### Data shown

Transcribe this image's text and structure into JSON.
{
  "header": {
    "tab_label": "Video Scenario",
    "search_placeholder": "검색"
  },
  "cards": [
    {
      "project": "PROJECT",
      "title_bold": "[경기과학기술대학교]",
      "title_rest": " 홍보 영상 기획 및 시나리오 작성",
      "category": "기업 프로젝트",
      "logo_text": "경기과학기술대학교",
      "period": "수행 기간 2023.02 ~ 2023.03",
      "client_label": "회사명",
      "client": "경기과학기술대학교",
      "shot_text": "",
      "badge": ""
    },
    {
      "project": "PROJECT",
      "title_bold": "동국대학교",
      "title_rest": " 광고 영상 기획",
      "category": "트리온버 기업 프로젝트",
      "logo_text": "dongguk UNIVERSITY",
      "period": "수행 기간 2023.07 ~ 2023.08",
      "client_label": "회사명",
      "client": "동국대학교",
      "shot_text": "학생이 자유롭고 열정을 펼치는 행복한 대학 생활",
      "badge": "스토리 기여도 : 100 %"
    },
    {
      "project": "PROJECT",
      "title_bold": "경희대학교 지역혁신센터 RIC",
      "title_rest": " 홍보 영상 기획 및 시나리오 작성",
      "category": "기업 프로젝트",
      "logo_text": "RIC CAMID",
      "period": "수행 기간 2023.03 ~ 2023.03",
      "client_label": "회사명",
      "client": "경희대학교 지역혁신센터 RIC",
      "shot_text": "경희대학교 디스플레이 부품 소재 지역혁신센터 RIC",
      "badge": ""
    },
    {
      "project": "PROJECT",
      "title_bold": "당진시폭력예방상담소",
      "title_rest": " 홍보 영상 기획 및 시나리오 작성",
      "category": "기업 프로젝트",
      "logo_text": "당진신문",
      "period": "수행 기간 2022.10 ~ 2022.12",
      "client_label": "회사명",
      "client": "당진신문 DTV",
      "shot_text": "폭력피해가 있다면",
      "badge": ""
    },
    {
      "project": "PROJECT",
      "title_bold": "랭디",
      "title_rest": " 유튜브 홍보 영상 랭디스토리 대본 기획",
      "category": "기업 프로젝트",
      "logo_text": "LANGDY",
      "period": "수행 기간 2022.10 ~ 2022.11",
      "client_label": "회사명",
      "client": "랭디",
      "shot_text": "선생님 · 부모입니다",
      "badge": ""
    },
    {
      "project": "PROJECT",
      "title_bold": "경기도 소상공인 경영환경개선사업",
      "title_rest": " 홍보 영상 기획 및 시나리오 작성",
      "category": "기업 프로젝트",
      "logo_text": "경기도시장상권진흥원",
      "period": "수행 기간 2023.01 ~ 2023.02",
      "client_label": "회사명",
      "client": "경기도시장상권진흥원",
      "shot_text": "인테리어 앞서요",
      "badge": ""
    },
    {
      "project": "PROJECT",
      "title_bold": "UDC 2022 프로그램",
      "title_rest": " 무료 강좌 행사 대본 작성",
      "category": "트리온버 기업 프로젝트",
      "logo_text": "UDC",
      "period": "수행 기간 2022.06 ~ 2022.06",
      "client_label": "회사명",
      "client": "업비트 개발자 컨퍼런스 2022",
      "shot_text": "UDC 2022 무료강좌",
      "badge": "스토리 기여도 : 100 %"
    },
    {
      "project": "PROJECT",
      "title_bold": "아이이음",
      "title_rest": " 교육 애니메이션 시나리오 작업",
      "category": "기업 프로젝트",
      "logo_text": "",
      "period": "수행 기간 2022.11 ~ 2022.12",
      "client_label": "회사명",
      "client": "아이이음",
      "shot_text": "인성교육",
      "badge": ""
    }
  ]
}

######

## Exercise prompt
Each record above should be output again exactly.

## Result for this task
Transcribe this image's text and structure into JSON.
{
  "header": {
    "tab_label": "Video Scenario",
    "search_placeholder": "검색"
  },
  "cards": [
    {
      "project": "PROJECT",
      "title_bold": "[경기과학기술대학교]",
      "title_rest": " 홍보 영상 기획 및 시나리오 작성",
      "category": "기업 프로젝트",
      "logo_text": "경기과학기술대학교",
      "period": "수행 기간 2023.02 ~ 2023.03",
      "client_label": "회사명",
      "client": "경기과학기술대학교",
      "shot_text": "",
      "badge": ""
    },
    {
      "project": "PROJECT",
      "title_bold": "동국대학교",
      "title_rest": " 광고 영상 기획",
      "category": "트리온버 기업 프로젝트",
      "logo_text": "dongguk UNIVERSITY",
      "period": "수행 기간 2023.07 ~ 2023.08",
      "client_label": "회사명",
      "client": "동국대학교",
      "shot_text": "학생이 자유롭고 열정을 펼치는 행복한 대학 생활",
      "badge": "스토리 기여도 : 100 %"
    },
    {
      "project": "PROJECT",
      "title_bold": "경희대학교 지역혁신센터 RIC",
      "title_rest": " 홍보 영상 기획 및 시나리오 작성",
      "category": "기업 프로젝트",
      "logo_text": "RIC CAMID",
      "period": "수행 기간 2023.03 ~ 2023.03",
      "client_label": "회사명",
      "client": "경희대학교 지역혁신센터 RIC",
      "shot_text": "경희대학교 디스플레이 부품 소재 지역혁신센터 RIC",
      "badge": ""
    },
    {
      "project": "PROJECT",
      "title_bold": "당진시폭력예방상담소",
      "title_rest": " 홍보 영상 기획 및 시나리오 작성",
      "category": "기업 프로젝트",
      "logo_text": "당진신문",
      "period": "수행 기간 2022.10 ~ 2022.12",
      "client_label": "회사명",
      "client": "당진신문 DTV",
      "shot_text": "폭력피해가 있다면",
      "badge": ""
    },
    {
      "project": "PROJECT",
      "title_bold": "랭디",
      "title_rest": " 유튜브 홍보 영상 랭디스토리 대본 기획",
      "category": "기업 프로젝트",
      "logo_text": "LANGDY",
      "period": "수행 기간 2022.10 ~ 2022.11",
      "client_label": "회사명",
      "client": "랭디",
      "shot_text": "선생님 · 부모입니다",
      "badge": ""
    },
    {
      "project": "PROJECT",
      "title_bold": "경기도 소상공인 경영환경개선사업",
      "title_rest": " 홍보 영상 기획 및 시나리오 작성",
      "category": "기업 프로젝트",
      "logo_text": "경기도시장상권진흥원",
      "period": "수행 기간 2023.01 ~ 2023.02",
      "client_label": "회사명",
      "client": "경기도시장상권진흥원",
      "shot_text": "인테리어 앞서요",
      "badge": ""
    },
    {
      "project": "PROJECT",
      "title_bold": "UDC 2022 프로그램",
      "title_rest": " 무료 강좌 행사 대본 작성",
      "category": "트리온버 기업 프로젝트",
      "logo_text": "UDC",
      "period": "수행 기간 2022.06 ~ 2022.06",
      "client_label": "회사명",
      "client": "업비트 개발자 컨퍼런스 2022",
      "shot_text": "UDC 2022 무료강좌",
      "badge": "스토리 기여도 : 100 %"
    },
    {
      "project": "PROJECT",
      "title_bold": "아이이음",
      "title_rest": " 교육 애니메이션 시나리오 작업",
      "category": "기업 프로젝트",
      "logo_text": "",
      "period": "수행 기간 2022.11 ~ 2022.12",
      "client_label": "회사명",
      "client": "아이이음",
      "shot_text": "인성교육",
      "badge": ""
    }
  ]
}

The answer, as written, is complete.